- _WORK TO COMPLETE_
Gather every line that includes the word "тонированием", please.

- _GIVEN DATA_
= = = = = = =

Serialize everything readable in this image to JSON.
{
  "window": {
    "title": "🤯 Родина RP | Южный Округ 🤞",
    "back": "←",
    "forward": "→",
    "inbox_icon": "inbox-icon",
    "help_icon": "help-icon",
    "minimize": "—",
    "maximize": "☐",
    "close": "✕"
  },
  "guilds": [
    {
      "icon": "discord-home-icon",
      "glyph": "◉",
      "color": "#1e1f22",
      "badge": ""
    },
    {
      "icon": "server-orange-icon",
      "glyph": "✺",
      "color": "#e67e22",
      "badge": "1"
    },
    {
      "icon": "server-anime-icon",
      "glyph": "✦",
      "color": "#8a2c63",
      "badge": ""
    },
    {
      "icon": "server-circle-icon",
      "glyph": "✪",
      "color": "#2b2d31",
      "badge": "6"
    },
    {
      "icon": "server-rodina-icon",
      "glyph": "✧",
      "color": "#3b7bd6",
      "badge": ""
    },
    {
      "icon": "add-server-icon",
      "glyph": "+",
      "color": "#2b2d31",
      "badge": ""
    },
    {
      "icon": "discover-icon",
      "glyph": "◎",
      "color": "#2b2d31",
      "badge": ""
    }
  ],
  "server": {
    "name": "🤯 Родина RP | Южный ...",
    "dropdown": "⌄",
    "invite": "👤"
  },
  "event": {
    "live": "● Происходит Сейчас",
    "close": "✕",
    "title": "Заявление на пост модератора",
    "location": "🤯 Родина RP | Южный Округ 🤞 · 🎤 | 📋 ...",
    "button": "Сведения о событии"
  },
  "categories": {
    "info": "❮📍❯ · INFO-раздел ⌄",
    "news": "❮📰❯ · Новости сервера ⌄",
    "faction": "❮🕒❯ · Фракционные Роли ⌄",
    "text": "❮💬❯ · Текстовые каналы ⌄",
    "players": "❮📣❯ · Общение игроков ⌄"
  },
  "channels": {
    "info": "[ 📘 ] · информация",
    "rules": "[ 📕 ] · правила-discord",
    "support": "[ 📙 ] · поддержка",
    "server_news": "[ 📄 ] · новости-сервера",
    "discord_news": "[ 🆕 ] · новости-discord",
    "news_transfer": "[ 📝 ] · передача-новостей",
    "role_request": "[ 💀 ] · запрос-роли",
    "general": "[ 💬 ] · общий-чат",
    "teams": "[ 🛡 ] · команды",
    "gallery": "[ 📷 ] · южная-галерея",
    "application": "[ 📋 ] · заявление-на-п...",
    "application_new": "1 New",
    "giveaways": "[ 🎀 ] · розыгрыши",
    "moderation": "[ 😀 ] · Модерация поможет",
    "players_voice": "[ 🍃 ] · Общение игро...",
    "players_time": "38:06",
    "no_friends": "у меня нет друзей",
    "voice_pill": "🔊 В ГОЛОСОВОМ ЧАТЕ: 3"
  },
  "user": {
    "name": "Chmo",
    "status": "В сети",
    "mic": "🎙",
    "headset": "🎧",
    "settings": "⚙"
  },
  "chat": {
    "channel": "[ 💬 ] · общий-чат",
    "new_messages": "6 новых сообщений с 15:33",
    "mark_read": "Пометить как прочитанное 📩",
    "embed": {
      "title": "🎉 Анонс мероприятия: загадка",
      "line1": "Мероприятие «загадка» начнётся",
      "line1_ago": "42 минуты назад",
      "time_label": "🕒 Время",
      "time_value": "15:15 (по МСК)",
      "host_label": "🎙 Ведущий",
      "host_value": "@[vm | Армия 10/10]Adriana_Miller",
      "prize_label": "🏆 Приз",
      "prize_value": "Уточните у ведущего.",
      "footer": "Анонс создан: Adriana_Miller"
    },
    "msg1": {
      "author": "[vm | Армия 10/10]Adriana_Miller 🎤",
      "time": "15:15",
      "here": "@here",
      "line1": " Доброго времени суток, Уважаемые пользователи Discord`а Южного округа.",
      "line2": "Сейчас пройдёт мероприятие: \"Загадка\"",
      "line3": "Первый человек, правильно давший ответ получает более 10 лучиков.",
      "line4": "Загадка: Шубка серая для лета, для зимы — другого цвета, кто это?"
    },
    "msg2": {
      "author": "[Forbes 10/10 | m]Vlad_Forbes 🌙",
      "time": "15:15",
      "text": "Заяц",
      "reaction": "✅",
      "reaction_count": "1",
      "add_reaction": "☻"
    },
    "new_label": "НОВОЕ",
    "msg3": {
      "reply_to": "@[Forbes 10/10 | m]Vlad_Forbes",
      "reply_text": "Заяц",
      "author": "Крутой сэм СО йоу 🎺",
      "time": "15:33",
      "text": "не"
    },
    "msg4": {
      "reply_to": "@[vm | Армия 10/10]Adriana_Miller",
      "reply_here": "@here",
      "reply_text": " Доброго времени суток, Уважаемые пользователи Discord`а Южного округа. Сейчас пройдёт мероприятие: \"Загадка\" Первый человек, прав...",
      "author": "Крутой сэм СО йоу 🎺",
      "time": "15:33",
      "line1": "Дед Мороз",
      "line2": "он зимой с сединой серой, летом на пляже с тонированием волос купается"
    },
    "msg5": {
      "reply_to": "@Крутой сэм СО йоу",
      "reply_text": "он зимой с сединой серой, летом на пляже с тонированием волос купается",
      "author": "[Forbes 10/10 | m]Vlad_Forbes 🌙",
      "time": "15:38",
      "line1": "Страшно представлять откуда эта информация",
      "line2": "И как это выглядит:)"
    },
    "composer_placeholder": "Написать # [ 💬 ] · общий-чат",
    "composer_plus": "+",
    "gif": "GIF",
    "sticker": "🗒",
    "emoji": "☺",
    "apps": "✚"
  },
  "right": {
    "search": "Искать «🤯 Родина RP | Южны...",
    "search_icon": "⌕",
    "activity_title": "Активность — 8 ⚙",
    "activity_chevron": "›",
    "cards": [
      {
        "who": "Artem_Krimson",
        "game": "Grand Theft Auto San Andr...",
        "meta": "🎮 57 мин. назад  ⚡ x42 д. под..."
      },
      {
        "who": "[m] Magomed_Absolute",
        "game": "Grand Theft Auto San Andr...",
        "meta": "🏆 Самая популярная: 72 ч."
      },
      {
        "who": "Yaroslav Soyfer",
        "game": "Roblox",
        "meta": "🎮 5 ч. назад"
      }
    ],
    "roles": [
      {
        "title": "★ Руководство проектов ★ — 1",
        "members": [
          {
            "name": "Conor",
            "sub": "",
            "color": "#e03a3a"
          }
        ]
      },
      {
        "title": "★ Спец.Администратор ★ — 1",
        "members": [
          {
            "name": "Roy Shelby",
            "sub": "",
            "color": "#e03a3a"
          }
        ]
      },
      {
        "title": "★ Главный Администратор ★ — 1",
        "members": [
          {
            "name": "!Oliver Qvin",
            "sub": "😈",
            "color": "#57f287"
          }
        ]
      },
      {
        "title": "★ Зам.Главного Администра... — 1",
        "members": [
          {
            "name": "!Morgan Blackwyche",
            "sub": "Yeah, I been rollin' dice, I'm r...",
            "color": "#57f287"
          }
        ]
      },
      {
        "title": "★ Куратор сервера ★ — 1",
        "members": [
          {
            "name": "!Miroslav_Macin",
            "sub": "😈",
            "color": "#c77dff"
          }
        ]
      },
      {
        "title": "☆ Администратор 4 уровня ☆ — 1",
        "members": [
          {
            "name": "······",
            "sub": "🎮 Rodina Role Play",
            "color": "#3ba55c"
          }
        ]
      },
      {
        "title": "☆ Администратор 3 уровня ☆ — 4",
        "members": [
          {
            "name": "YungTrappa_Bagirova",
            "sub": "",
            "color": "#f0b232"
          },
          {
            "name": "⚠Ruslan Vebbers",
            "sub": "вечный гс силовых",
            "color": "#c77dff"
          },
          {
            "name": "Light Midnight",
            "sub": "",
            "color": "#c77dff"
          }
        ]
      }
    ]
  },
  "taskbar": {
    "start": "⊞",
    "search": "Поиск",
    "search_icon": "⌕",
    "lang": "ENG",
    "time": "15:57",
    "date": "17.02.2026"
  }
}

= = = = = = =

- _PROBLEM SOLUTION_
      "line2": "он зимой с сединой серой, летом на пляже с тонированием волос купается"
      "reply_text": "он зимой с сединой серой, летом на пляже с тонированием волос купается",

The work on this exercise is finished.